>> Start

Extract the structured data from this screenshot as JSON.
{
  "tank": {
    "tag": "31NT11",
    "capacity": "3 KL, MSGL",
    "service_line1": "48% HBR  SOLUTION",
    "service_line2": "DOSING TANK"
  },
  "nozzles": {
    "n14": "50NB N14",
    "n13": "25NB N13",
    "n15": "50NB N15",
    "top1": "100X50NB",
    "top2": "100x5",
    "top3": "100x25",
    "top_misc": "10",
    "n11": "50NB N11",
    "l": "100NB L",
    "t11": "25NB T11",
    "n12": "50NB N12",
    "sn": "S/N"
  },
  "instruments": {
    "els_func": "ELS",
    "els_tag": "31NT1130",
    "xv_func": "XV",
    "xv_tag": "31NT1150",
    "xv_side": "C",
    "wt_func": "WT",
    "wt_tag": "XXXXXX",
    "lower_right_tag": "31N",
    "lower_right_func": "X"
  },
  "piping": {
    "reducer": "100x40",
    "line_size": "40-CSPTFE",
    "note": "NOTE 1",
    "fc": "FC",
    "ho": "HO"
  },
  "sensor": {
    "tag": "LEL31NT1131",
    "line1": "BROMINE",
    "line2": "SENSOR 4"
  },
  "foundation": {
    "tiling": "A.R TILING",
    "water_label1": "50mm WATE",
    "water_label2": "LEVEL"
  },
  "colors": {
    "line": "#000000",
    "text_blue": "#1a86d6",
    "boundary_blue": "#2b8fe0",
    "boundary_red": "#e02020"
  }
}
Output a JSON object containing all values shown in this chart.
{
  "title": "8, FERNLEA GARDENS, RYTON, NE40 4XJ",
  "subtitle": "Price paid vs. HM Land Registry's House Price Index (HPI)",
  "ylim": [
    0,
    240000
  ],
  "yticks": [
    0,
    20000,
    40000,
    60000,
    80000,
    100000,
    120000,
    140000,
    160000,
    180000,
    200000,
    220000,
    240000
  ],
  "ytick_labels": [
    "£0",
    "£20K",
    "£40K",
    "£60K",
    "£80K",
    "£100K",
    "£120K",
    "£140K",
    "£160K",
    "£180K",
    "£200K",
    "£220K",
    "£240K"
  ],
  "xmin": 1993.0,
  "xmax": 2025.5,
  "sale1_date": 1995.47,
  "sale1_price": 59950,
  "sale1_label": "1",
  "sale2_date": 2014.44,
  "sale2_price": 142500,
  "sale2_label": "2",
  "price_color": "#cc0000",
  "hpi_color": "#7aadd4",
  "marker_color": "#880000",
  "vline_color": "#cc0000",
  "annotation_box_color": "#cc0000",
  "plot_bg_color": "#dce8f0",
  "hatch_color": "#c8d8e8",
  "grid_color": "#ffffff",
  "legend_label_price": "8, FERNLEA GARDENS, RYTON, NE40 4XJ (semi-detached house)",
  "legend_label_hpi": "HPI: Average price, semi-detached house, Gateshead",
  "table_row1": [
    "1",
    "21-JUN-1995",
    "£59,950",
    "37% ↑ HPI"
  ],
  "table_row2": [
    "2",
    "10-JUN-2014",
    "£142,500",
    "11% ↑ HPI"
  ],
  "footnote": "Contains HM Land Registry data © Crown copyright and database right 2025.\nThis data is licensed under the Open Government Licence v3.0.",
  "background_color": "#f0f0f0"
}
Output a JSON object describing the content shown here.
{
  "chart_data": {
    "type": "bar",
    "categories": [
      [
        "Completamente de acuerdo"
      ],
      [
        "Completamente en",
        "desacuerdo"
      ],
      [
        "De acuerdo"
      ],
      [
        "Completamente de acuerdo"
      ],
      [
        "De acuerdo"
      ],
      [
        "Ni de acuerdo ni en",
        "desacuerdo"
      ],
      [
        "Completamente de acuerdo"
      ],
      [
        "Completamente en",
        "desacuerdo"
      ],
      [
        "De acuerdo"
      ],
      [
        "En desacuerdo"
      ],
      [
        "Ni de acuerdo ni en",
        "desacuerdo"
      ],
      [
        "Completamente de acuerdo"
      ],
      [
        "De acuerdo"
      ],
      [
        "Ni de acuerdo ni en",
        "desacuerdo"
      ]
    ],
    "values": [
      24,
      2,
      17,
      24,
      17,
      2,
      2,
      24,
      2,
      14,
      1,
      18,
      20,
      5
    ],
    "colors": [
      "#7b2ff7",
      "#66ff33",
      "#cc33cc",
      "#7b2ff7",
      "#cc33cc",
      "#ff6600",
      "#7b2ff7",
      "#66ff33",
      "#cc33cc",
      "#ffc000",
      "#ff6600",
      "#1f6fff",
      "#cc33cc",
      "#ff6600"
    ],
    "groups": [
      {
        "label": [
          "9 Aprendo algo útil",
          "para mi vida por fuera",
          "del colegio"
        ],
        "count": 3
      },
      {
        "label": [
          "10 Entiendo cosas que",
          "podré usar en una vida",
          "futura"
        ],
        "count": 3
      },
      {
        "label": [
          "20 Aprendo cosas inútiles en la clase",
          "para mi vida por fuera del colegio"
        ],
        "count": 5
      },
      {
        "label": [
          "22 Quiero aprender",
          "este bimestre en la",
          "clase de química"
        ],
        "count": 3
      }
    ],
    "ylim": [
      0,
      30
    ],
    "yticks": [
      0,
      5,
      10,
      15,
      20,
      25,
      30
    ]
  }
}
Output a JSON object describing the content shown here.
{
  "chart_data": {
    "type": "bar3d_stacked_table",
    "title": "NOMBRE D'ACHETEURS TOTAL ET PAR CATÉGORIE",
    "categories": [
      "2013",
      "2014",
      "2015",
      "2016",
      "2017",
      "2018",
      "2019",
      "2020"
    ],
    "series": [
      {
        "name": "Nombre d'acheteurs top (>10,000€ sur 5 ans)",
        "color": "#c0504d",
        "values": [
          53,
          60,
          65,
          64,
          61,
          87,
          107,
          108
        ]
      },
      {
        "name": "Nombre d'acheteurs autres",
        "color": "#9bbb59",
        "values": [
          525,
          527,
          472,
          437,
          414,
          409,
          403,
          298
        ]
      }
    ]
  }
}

>> End

* _WHAT TO WORK ON_
Every entry above needs to be quoted exactly.

* _THE SOLUTION_
Extract the structured data from this screenshot as JSON.
{
  "tank": {
    "tag": "31NT11",
    "capacity": "3 KL, MSGL",
    "service_line1": "48% HBR  SOLUTION",
    "service_line2": "DOSING TANK"
  },
  "nozzles": {
    "n14": "50NB N14",
    "n13": "25NB N13",
    "n15": "50NB N15",
    "top1": "100X50NB",
    "top2": "100x5",
    "top3": "100x25",
    "top_misc": "10",
    "n11": "50NB N11",
    "l": "100NB L",
    "t11": "25NB T11",
    "n12": "50NB N12",
    "sn": "S/N"
  },
  "instruments": {
    "els_func": "ELS",
    "els_tag": "31NT1130",
    "xv_func": "XV",
    "xv_tag": "31NT1150",
    "xv_side": "C",
    "wt_func": "WT",
    "wt_tag": "XXXXXX",
    "lower_right_tag": "31N",
    "lower_right_func": "X"
  },
  "piping": {
    "reducer": "100x40",
    "line_size": "40-CSPTFE",
    "note": "NOTE 1",
    "fc": "FC",
    "ho": "HO"
  },
  "sensor": {
    "tag": "LEL31NT1131",
    "line1": "BROMINE",
    "line2": "SENSOR 4"
  },
  "foundation": {
    "tiling": "A.R TILING",
    "water_label1": "50mm WATE",
    "water_label2": "LEVEL"
  },
  "colors": {
    "line": "#000000",
    "text_blue": "#1a86d6",
    "boundary_blue": "#2b8fe0",
    "boundary_red": "#e02020"
  }
}
Output a JSON object containing all values shown in this chart.
{
  "title": "8, FERNLEA GARDENS, RYTON, NE40 4XJ",
  "subtitle": "Price paid vs. HM Land Registry's House Price Index (HPI)",
  "ylim": [
    0,
    240000
  ],
  "yticks": [
    0,
    20000,
    40000,
    60000,
    80000,
    100000,
    120000,
    140000,
    160000,
    180000,
    200000,
    220000,
    240000
  ],
  "ytick_labels": [
    "£0",
    "£20K",
    "£40K",
    "£60K",
    "£80K",
    "£100K",
    "£120K",
    "£140K",
    "£160K",
    "£180K",
    "£200K",
    "£220K",
    "£240K"
  ],
  "xmin": 1993.0,
  "xmax": 2025.5,
  "sale1_date": 1995.47,
  "sale1_price": 59950,
  "sale1_label": "1",
  "sale2_date": 2014.44,
  "sale2_price": 142500,
  "sale2_label": "2",
  "price_color": "#cc0000",
  "hpi_color": "#7aadd4",
  "marker_color": "#880000",
  "vline_color": "#cc0000",
  "annotation_box_color": "#cc0000",
  "plot_bg_color": "#dce8f0",
  "hatch_color": "#c8d8e8",
  "grid_color": "#ffffff",
  "legend_label_price": "8, FERNLEA GARDENS, RYTON, NE40 4XJ (semi-detached house)",
  "legend_label_hpi": "HPI: Average price, semi-detached house, Gateshead",
  "table_row1": [
    "1",
    "21-JUN-1995",
    "£59,950",
    "37% ↑ HPI"
  ],
  "table_row2": [
    "2",
    "10-JUN-2014",
    "£142,500",
    "11% ↑ HPI"
  ],
  "footnote": "Contains HM Land Registry data © Crown copyright and database right 2025.\nThis data is licensed under the Open Government Licence v3.0.",
  "background_color": "#f0f0f0"
}
Output a JSON object describing the content shown here.
{
  "chart_data": {
    "type": "bar",
    "categories": [
      [
        "Completamente de acuerdo"
      ],
      [
        "Completamente en",
        "desacuerdo"
      ],
      [
        "De acuerdo"
      ],
      [
        "Completamente de acuerdo"
      ],
      [
        "De acuerdo"
      ],
      [
        "Ni de acuerdo ni en",
        "desacuerdo"
      ],
      [
        "Completamente de acuerdo"
      ],
      [
        "Completamente en",
        "desacuerdo"
      ],
      [
        "De acuerdo"
      ],
      [
        "En desacuerdo"
      ],
      [
        "Ni de acuerdo ni en",
        "desacuerdo"
      ],
      [
        "Completamente de acuerdo"
      ],
      [
        "De acuerdo"
      ],
      [
        "Ni de acuerdo ni en",
        "desacuerdo"
      ]
    ],
    "values": [
      24,
      2,
      17,
      24,
      17,
      2,
      2,
      24,
      2,
      14,
      1,
      18,
      20,
      5
    ],
    "colors": [
      "#7b2ff7",
      "#66ff33",
      "#cc33cc",
      "#7b2ff7",
      "#cc33cc",
      "#ff6600",
      "#7b2ff7",
      "#66ff33",
      "#cc33cc",
      "#ffc000",
      "#ff6600",
      "#1f6fff",
      "#cc33cc",
      "#ff6600"
    ],
    "groups": [
      {
        "label": [
          "9 Aprendo algo útil",
          "para mi vida por fuera",
          "del colegio"
        ],
        "count": 3
      },
      {
        "label": [
          "10 Entiendo cosas que",
          "podré usar en una vida",
          "futura"
        ],
        "count": 3
      },
      {
        "label": [
          "20 Aprendo cosas inútiles en la clase",
          "para mi vida por fuera del colegio"
        ],
        "count": 5
      },
      {
        "label": [
          "22 Quiero aprender",
          "este bimestre en la",
          "clase de química"
        ],
        "count": 3
      }
    ],
    "ylim": [
      0,
      30
    ],
    "yticks": [
      0,
      5,
      10,
      15,
      20,
      25,
      30
    ]
  }
}
Output a JSON object describing the content shown here.
{
  "chart_data": {
    "type": "bar3d_stacked_table",
    "title": "NOMBRE D'ACHETEURS TOTAL ET PAR CATÉGORIE",
    "categories": [
      "2013",
      "2014",
      "2015",
      "2016",
      "2017",
      "2018",
      "2019",
      "2020"
    ],
    "series": [
      {
        "name": "Nombre d'acheteurs top (>10,000€ sur 5 ans)",
        "color": "#c0504d",
        "values": [
          53,
          60,
          65,
          64,
          61,
          87,
          107,
          108
        ]
      },
      {
        "name": "Nombre d'acheteurs autres",
        "color": "#9bbb59",
        "values": [
          525,
          527,
          472,
          437,
          414,
          409,
          403,
          298
        ]
      }
    ]
  }
}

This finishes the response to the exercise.